Present everything from the start of the material down through the line containing "The load sensing portion 104 is at" as a numbered list, omitting blank lines and leaving the pictures out.

***** Data extract *****

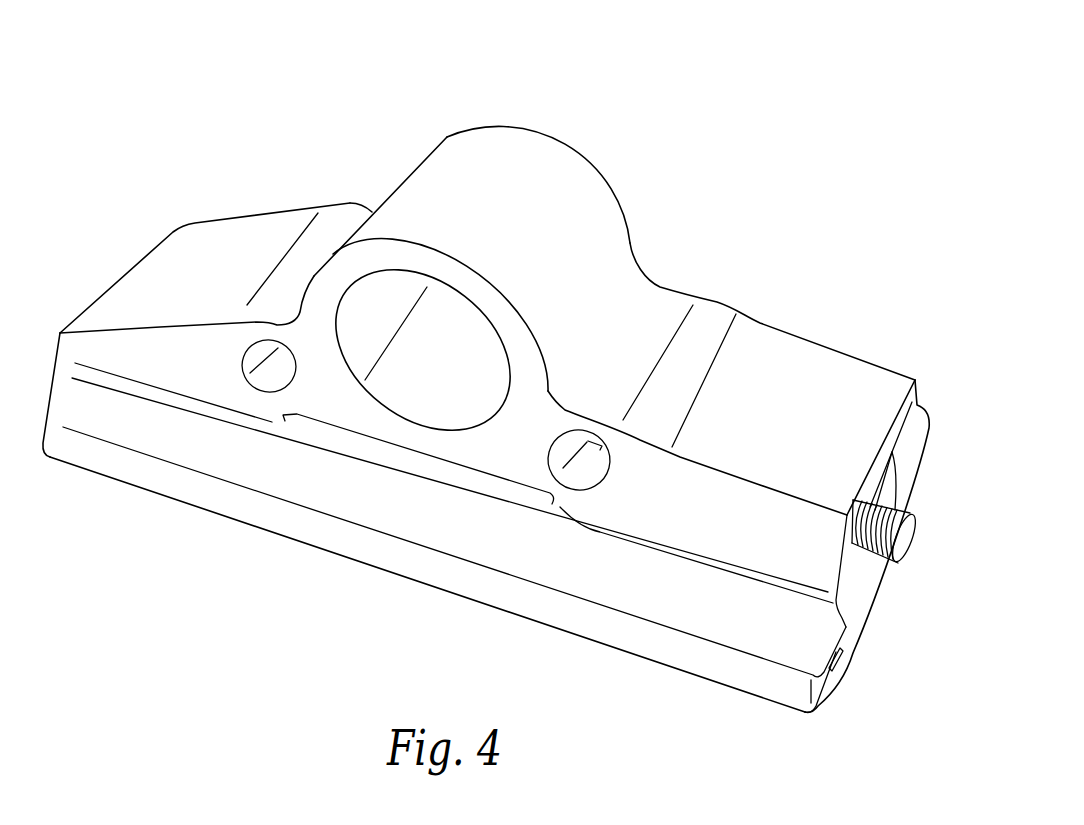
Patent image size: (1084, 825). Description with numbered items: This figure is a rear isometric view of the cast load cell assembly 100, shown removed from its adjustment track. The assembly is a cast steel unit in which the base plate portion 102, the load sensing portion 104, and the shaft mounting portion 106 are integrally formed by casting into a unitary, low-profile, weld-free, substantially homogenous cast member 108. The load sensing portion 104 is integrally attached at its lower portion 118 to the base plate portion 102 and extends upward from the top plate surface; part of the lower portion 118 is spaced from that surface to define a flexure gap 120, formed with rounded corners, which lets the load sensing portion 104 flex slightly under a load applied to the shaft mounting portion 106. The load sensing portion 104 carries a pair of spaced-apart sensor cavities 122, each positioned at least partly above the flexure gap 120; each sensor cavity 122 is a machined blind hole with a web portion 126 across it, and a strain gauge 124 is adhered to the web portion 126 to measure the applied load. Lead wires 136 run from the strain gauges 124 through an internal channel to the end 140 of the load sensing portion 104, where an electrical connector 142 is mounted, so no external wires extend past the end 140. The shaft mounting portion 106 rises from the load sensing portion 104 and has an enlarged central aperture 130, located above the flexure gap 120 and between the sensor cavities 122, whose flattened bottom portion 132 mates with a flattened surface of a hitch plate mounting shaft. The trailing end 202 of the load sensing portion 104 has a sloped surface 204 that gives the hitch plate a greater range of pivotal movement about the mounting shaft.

The cast load cell assembly 100 is at (198, 98).
The base plate portion 102 is at (133, 453).
The load sensing portion 104 is at (225, 387).
The shaft mounting portion 106 is at (437, 163).
The cast member 108 is at (300, 217).
The lower portion 118 is at (130, 360).
The flexure gap 120 is at (321, 430).
The sensor cavity 122 is at (277, 380).
The strain gauge 124 is at (643, 353).
The web portion 126 is at (702, 370).
The central aperture 130 is at (395, 380).
The flattened bottom portion 132 is at (450, 390).
The lead wires 136 is at (600, 448).
The end 140 is at (897, 463).
The electrical connector 142 is at (897, 552).
The trailing end 202 is at (133, 302).
The sloped surface 204 is at (188, 267).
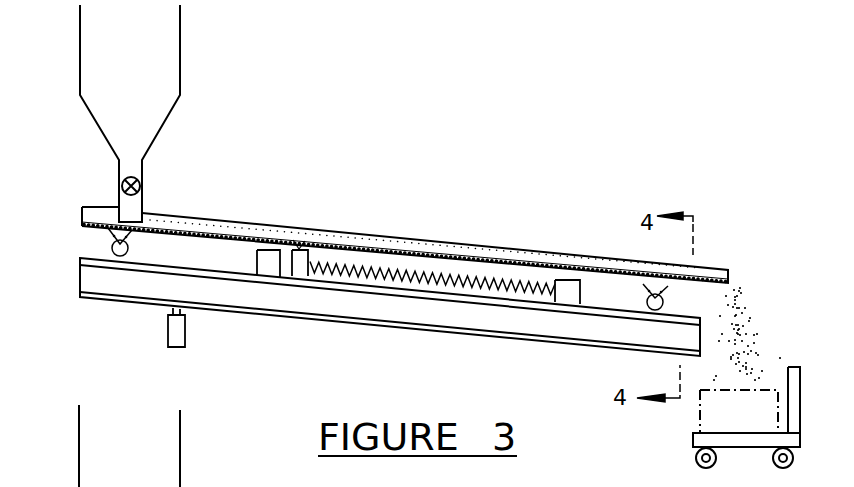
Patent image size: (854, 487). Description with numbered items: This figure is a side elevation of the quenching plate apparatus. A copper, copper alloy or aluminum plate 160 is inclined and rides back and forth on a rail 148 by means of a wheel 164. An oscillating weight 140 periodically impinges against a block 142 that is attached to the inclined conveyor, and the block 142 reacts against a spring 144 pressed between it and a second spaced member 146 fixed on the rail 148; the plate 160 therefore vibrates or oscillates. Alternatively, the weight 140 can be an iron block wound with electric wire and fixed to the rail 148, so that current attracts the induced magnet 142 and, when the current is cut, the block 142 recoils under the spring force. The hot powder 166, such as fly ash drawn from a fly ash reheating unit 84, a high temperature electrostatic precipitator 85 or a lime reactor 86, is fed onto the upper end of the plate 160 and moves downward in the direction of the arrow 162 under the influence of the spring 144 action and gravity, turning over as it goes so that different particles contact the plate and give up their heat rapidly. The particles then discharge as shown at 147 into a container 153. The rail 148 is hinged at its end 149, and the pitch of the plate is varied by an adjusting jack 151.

The arrow 162 is at (72, 213).
The powder 166 is at (150, 223).
The block 142 is at (300, 248).
The plate 160 is at (378, 247).
The spring 144 is at (440, 258).
The second spaced member 146 is at (566, 290).
The end 149 is at (688, 362).
The discharge 147 is at (748, 345).
The adjusting jack 151 is at (167, 328).
The oscillating weight 140 is at (267, 263).
The rail 148 is at (380, 307).
The wheel 164 is at (652, 312).
The container 153 is at (713, 412).
The fly ash reheating unit 84 is at (78, 416).
The high temperature electrostatic precipitator 85 is at (97, 458).
The lime reactor 86 is at (97, 473).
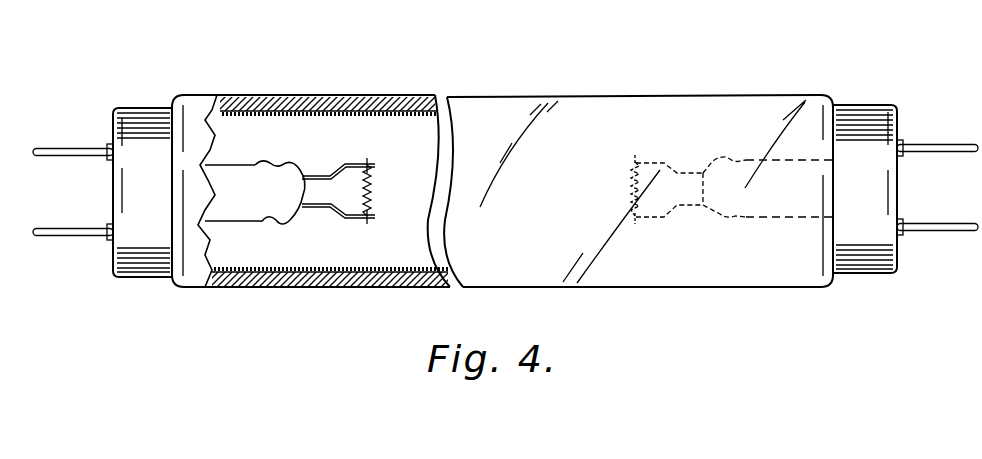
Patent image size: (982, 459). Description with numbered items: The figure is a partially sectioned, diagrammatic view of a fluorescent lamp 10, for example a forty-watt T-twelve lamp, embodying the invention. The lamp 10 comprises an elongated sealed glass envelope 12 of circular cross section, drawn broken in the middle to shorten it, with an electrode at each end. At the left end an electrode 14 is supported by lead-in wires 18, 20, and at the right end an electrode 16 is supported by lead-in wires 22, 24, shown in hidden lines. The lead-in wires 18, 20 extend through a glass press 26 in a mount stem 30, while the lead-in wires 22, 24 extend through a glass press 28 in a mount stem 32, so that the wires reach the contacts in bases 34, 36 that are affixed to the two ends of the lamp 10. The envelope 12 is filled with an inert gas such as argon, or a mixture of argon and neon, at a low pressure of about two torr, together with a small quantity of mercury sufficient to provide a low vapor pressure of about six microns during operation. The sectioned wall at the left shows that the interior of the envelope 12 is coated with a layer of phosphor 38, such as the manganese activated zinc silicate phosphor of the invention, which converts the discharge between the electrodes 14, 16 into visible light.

The fluorescent lamp 10 is at (704, 86).
The glass envelope 12 is at (543, 97).
The electrode 14 is at (372, 184).
The electrode 16 is at (630, 183).
The lead-in wire 18 is at (340, 170).
The lead-in wire 20 is at (328, 212).
The lead-in wire 22 is at (666, 167).
The lead-in wire 24 is at (665, 212).
The glass press 26 is at (280, 172).
The glass press 28 is at (725, 212).
The mount stem 30 is at (243, 214).
The mount stem 32 is at (800, 222).
The base 34 is at (113, 190).
The base 36 is at (900, 190).
The layer of phosphor 38 is at (335, 112).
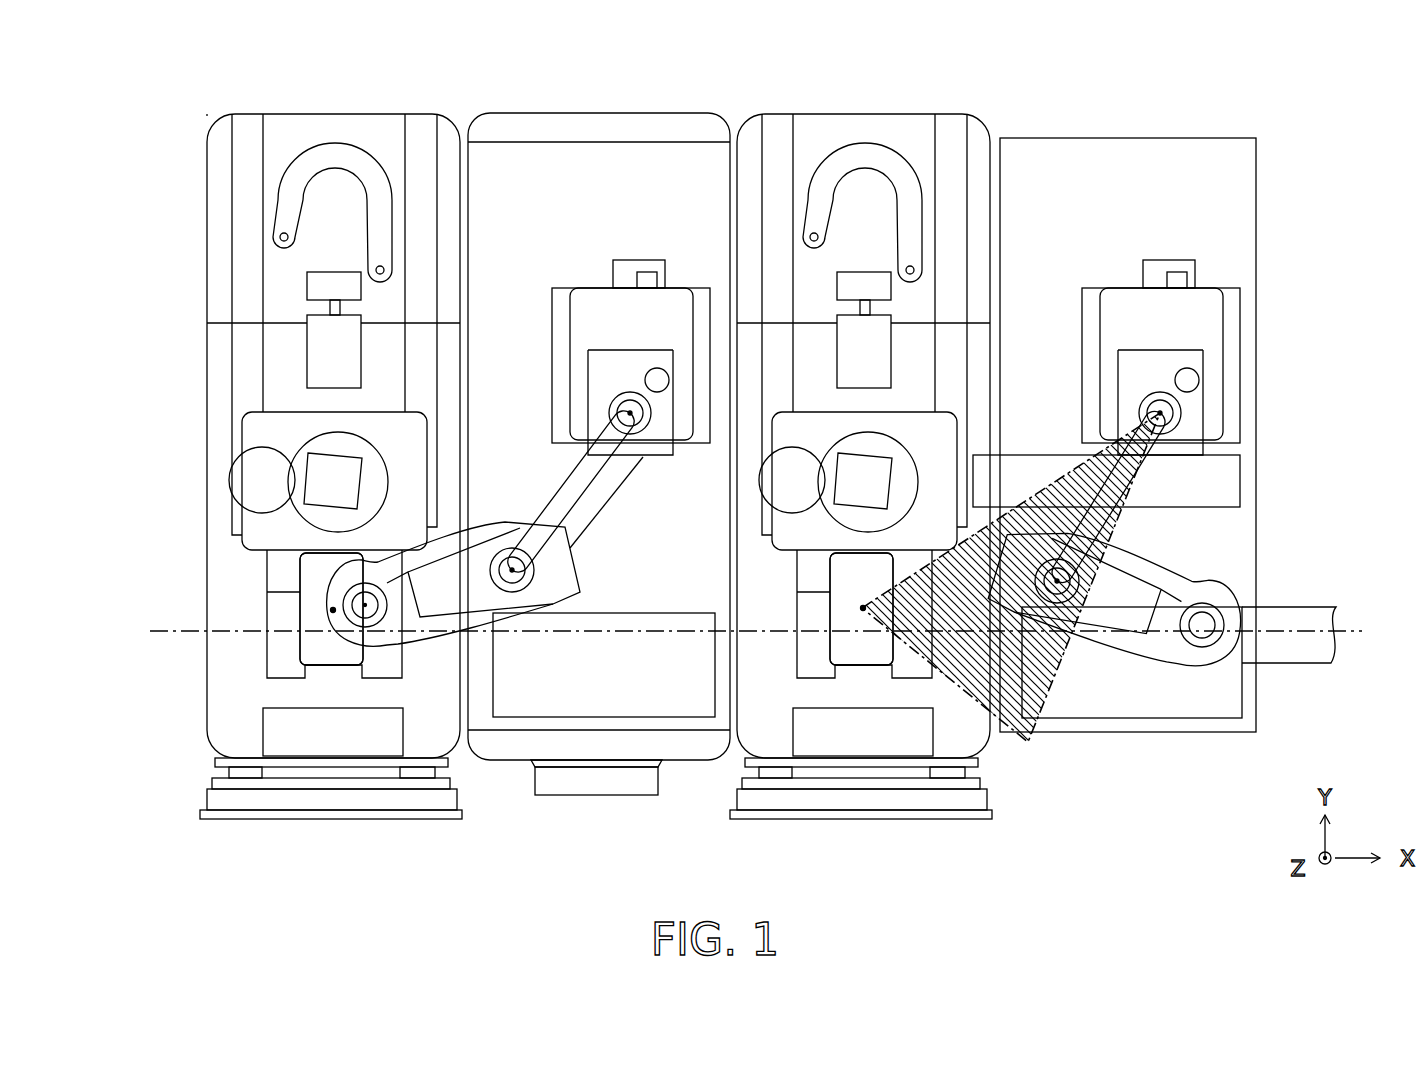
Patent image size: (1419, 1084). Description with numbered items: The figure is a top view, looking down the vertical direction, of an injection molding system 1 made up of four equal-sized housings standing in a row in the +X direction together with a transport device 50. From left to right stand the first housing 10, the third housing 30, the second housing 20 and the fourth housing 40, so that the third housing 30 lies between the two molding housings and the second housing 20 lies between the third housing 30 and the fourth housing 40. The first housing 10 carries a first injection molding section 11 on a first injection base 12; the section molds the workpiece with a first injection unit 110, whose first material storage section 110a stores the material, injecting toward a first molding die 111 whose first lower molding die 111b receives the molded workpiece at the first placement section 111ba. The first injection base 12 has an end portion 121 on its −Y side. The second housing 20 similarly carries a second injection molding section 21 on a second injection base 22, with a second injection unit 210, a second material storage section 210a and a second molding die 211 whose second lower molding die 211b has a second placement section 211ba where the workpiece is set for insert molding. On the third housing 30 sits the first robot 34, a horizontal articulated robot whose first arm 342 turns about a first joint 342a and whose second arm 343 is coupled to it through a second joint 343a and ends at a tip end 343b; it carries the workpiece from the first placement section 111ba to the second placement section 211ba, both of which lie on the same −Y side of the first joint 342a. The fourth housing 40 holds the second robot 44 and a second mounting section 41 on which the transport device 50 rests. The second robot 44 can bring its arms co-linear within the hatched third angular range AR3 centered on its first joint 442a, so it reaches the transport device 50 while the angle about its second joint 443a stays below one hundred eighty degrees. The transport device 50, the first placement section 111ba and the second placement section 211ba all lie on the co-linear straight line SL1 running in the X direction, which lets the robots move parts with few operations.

The injection molding system 1 is at (172, 100).
The first housing 10 is at (315, 105).
The first injection molding section 11 is at (196, 350).
The first injection unit 110 is at (258, 531).
The first material storage section 110a is at (262, 480).
The first molding die 111 is at (308, 588).
The first lower molding die 111b is at (331, 609).
The first placement section 111ba is at (333, 610).
The first injection base 12 is at (225, 660).
The end portion 121 is at (215, 752).
The third housing 30 is at (605, 105).
The first robot 34 is at (491, 470).
The first arm 342 is at (565, 455).
The first joint 342a is at (630, 415).
The second arm 343 is at (448, 600).
The second joint 343a is at (512, 572).
The tip end 343b is at (333, 612).
The second housing 20 is at (872, 105).
The second injection molding section 21 is at (912, 405).
The second injection unit 210 is at (948, 527).
The second material storage section 210a is at (790, 480).
The second molding die 211 is at (848, 650).
The second lower molding die 211b is at (861, 609).
The second placement section 211ba is at (863, 610).
The second injection base 22 is at (772, 735).
The fourth housing 40 is at (1132, 105).
The second mounting section 41 is at (1230, 185).
The second robot 44 is at (1215, 575).
The first joint 442a is at (1172, 400).
The second joint 443a is at (1090, 670).
The transport device 50 is at (1288, 650).
The third angular range AR3 is at (1070, 440).
The co-linear straight line SL1 is at (780, 631).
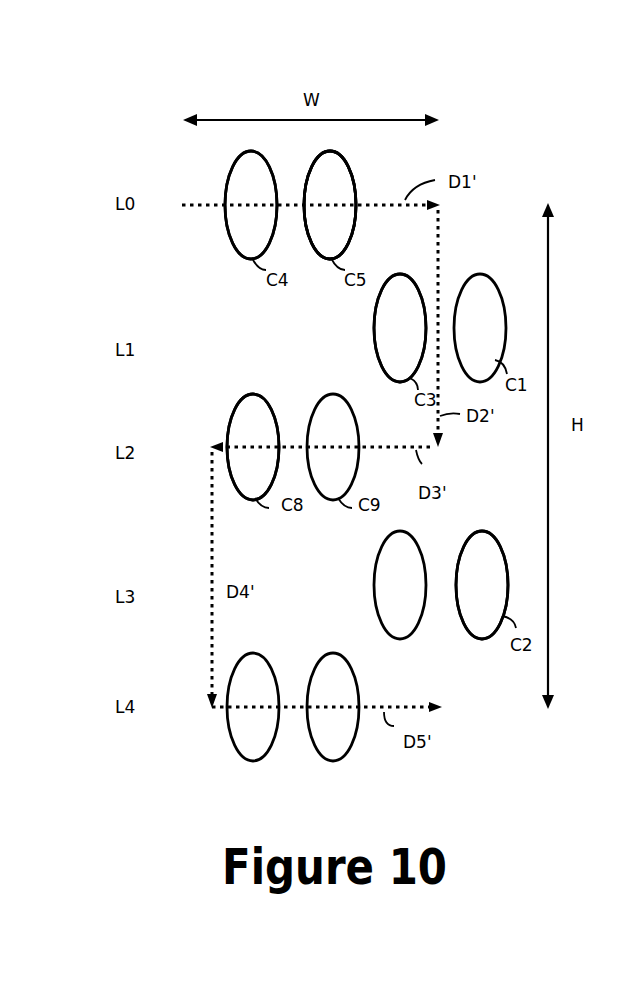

*****

The answer:
1. Patent image size: (1084, 825). Description with numbered items: This figure is a rear isometric view of the cast load cell assembly 100, shown removed from its adjustment track. The assembly is a cast steel unit in which the base plate portion 102, the load sensing portion 104, and the shaft mounting portion 106 are integrally formed by casting into a unitary, low-profile, weld-free, substantially homogenous cast member 108. The load sensing portion 104 is integrally attached at its lower portion 118 to the base plate portion 102 and extends upward from the top plate surface; part of the lower portion 118 is spaced from that surface to define a flexure gap 120, formed with rounded corners, which lets the load sensing portion 104 flex slightly under a load applied to the shaft mounting portion 106. The load sensing portion 104 carries a pair of spaced-apart sensor cavities 122, each positioned at least partly above the flexure gap 120; each sensor cavity 122 is a machined blind hole with a web portion 126 across it, and a strain gauge 124 is adhered to the web portion 126 to measure the applied load. Lead wires 136 run from the strain gauges 124 through an internal channel to the end 140 of the load sensing portion 104, where an electrical connector 142 is mounted, so no external wires extend past the end 140. The shaft mounting portion 106 rises from the load sensing portion 104 and has an enlarged central aperture 130, located above the flexure gap 120 and between the sensor cavities 122, whose flattened bottom portion 132 mates with a flattened surface of a hitch plate mounting shaft. The trailing end 202 of the load sensing portion 104 has a sloped surface 204 that gives the hitch plate a greater range of pivotal movement about the mounting shaft.
2. The cast load cell assembly 100 is at (198, 98).
3. The base plate portion 102 is at (133, 453).
4. The load sensing portion 104 is at (225, 387).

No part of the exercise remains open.